[Extracted records]
_ _ _ _ _

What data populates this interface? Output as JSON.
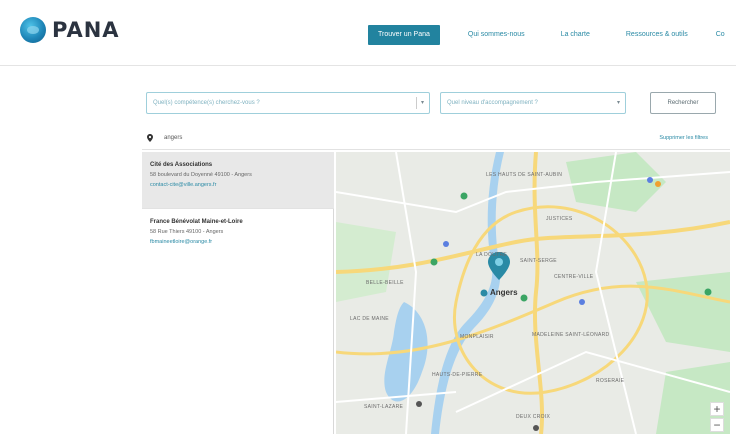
{
  "header": {
    "logo_text": "PANA",
    "nav": [
      {
        "label": "Trouver un Pana",
        "active": true
      },
      {
        "label": "Qui sommes-nous",
        "active": false
      },
      {
        "label": "La charte",
        "active": false
      },
      {
        "label": "Ressources & outils",
        "active": false
      },
      {
        "label": "Co",
        "active": false
      }
    ]
  },
  "search": {
    "skills_placeholder": "Quel(s) compétence(s) cherchez-vous ?",
    "level_placeholder": "Quel niveau d'accompagnement ?",
    "search_button": "Rechercher"
  },
  "location": {
    "value": "angers",
    "clear_label": "Supprimer les filtres"
  },
  "results": [
    {
      "name": "Cité des Associations",
      "address": "58 boulevard du Doyenné 49100 - Angers",
      "email": "contact-cite@ville.angers.fr",
      "selected": true
    },
    {
      "name": "France Bénévolat Maine-et-Loire",
      "address": "58 Rue Thiers 49100 - Angers",
      "email": "fbmaineetloire@orange.fr",
      "selected": false
    }
  ],
  "map": {
    "city_label": "Angers",
    "labels": [
      "LES HAUTS DE SAINT-AUBIN",
      "LA DOUTRE",
      "BELLE-BEILLE",
      "SAINT-SERGE",
      "CENTRE-VILLE",
      "JUSTICES",
      "MADELEINE SAINT-LÉONARD",
      "MONPLAISIR",
      "HAUTS-DE-PIERRE",
      "LAC DE MAINE",
      "SAINT-LAZARE",
      "ROSERAIE",
      "DEUX CROIX"
    ],
    "zoom_in": "+",
    "zoom_out": "−",
    "colors": {
      "water": "#a8d1ef",
      "park": "#c6e8c4",
      "road_major": "#f7d87a",
      "road": "#ffffff",
      "marker": "#2a8aa5"
    }
  }
}
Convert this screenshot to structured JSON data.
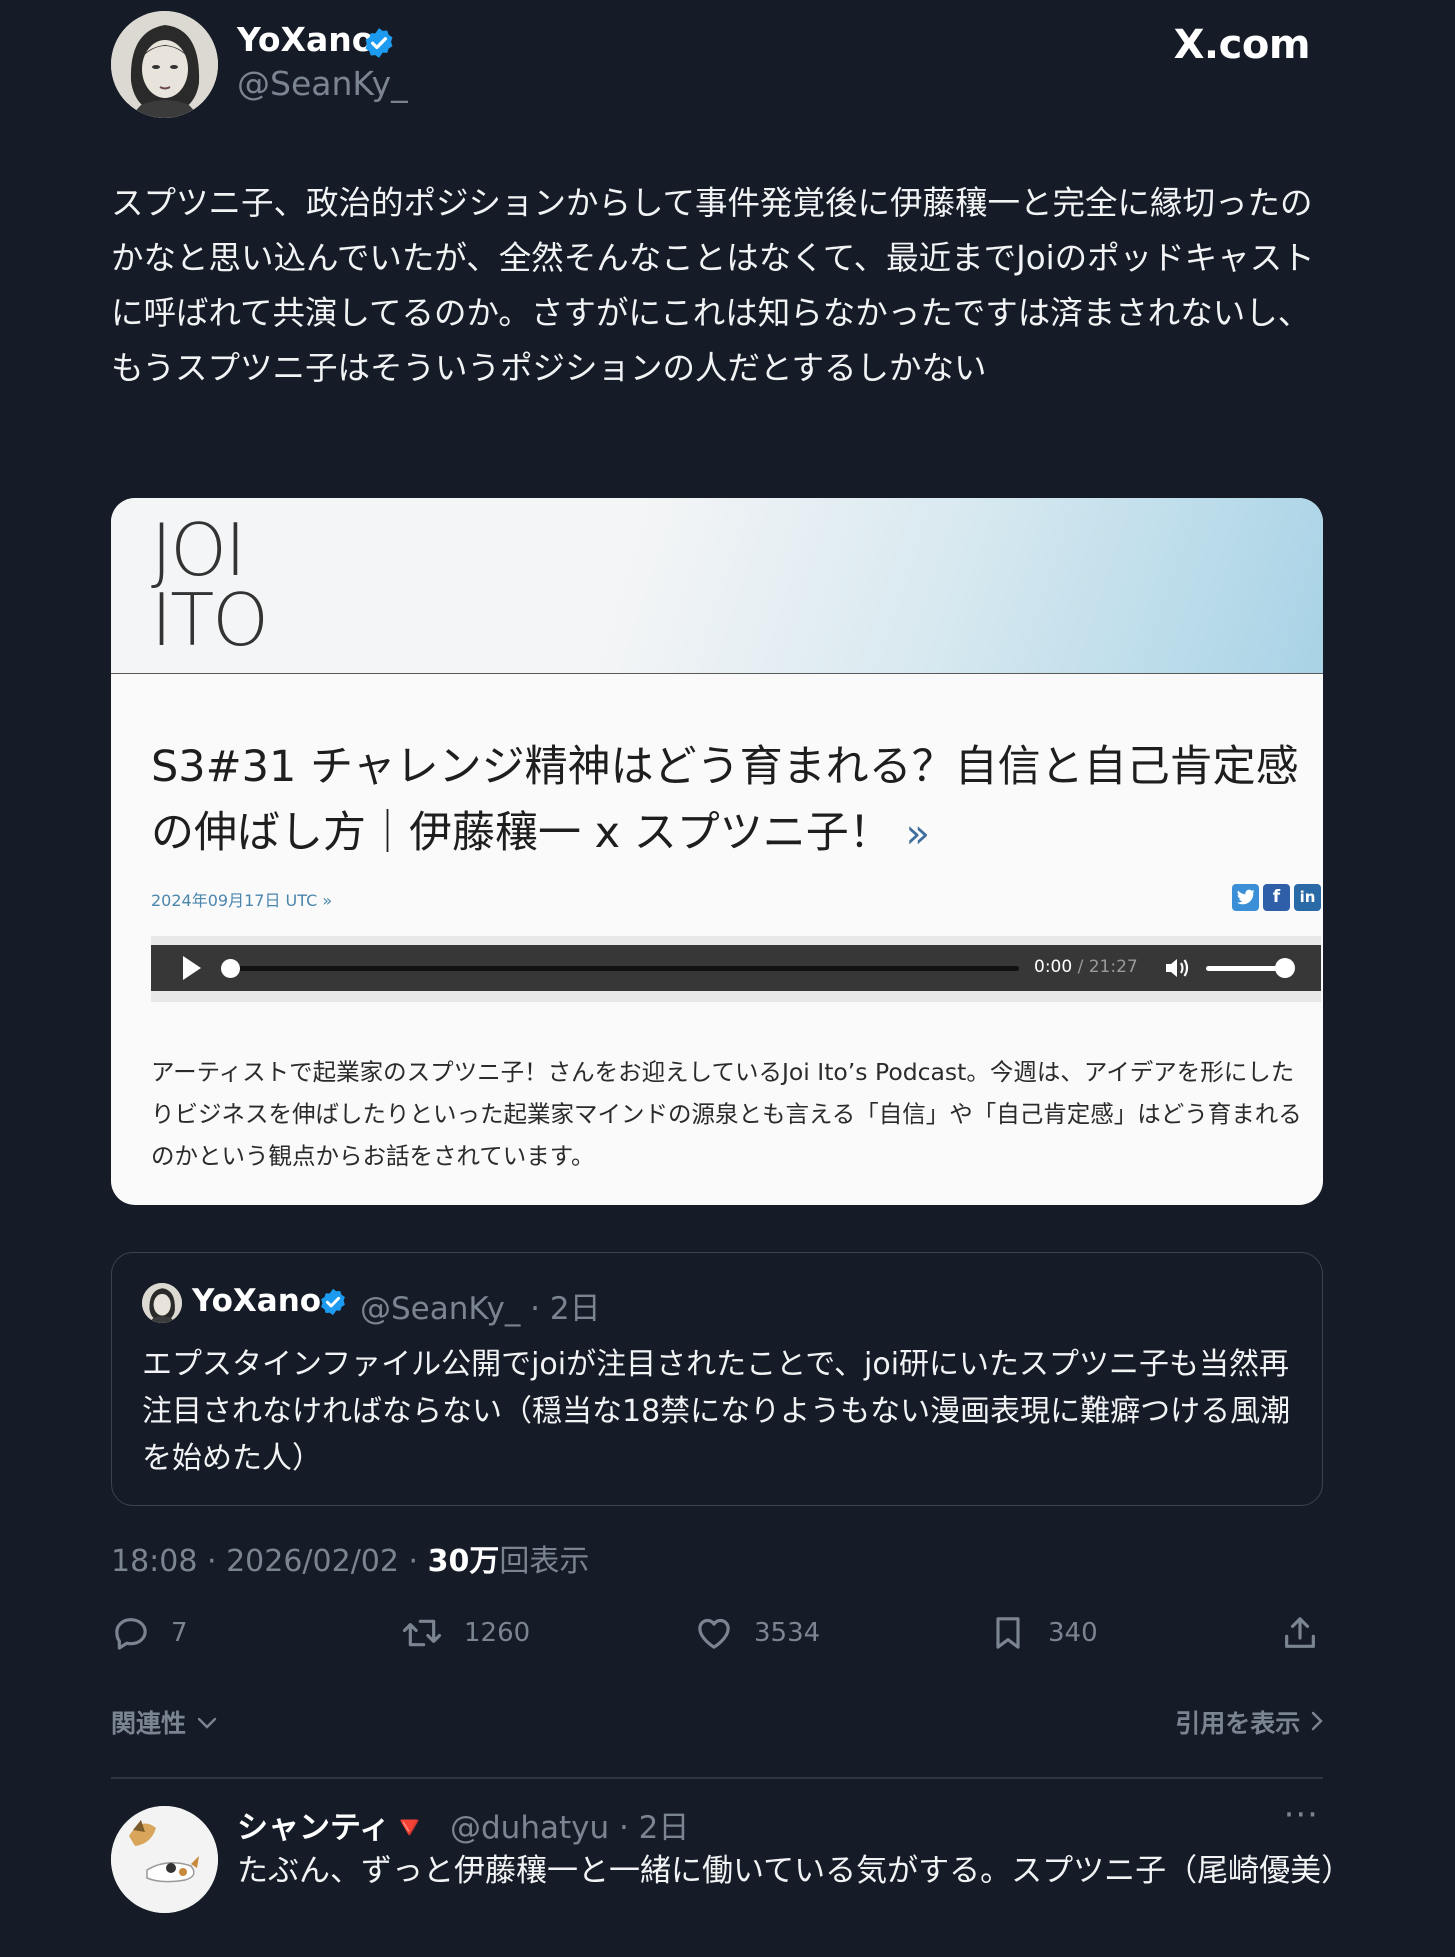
{
  "tweet": {
    "author_name": "YoXano",
    "author_handle": "@SeanKy_",
    "brand": "X.com",
    "text": "スプツニ子、政治的ポジションからして事件発覚後に伊藤穰一と完全に縁切ったのかなと思い込んでいたが、全然そんなことはなくて、最近までJoiのポッドキャストに呼ばれて共演してるのか。さすがにこれは知らなかったですは済まされないし、もうスプツニ子はそういうポジションの人だとするしかない"
  },
  "card": {
    "logo_line1": "JOI",
    "logo_line2": "ITO",
    "title": "S3#31 チャレンジ精神はどう育まれる？自信と自己肯定感の伸ばし方｜伊藤穰一 x スプツニ子！",
    "title_more": "»",
    "date": "2024年09月17日 UTC »",
    "share_icons": [
      "twitter-icon",
      "facebook-icon",
      "linkedin-icon"
    ],
    "player": {
      "current_time": "0:00",
      "duration": "/ 21:27",
      "progress": 0,
      "volume": 1
    },
    "description": "アーティストで起業家のスプツニ子！さんをお迎えしているJoi Ito’s Podcast。今週は、アイデアを形にしたりビジネスを伸ばしたりといった起業家マインドの源泉とも言える「自信」や「自己肯定感」はどう育まれるのかという観点からお話をされています。"
  },
  "quote": {
    "author_name": "YoXano",
    "author_handle": "@SeanKy_ · 2日",
    "text": "エプスタインファイル公開でjoiが注目されたことで、joi研にいたスプツニ子も当然再注目されなければならない（穏当な18禁になりようもない漫画表現に難癖つける風潮を始めた人）"
  },
  "meta": {
    "timestamp": "18:08 · 2026/02/02 · ",
    "views_count": "30万",
    "views_label": "回表示"
  },
  "actions": {
    "replies": "7",
    "retweets": "1260",
    "likes": "3534",
    "bookmarks": "340"
  },
  "controls": {
    "sort_label": "関連性",
    "quotes_label": "引用を表示"
  },
  "reply": {
    "author_name": "シャンティ🔻",
    "author_handle": "@duhatyu · 2日",
    "more": "···",
    "text": "たぶん、ずっと伊藤穰一と一緒に働いている気がする。スプツニ子（尾崎優美）"
  },
  "colors": {
    "background": "#161c27",
    "verified": "#1d9bf0",
    "muted": "#7b8591"
  }
}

_ _ _ _ _

**PROBLEM DESCRIPTION:** For each line of the entries that includes "JSON", show that line.

**EXERCISE ANSWER:**
What data populates this interface? Output as JSON.
Convert this screenshot to structured JSON data.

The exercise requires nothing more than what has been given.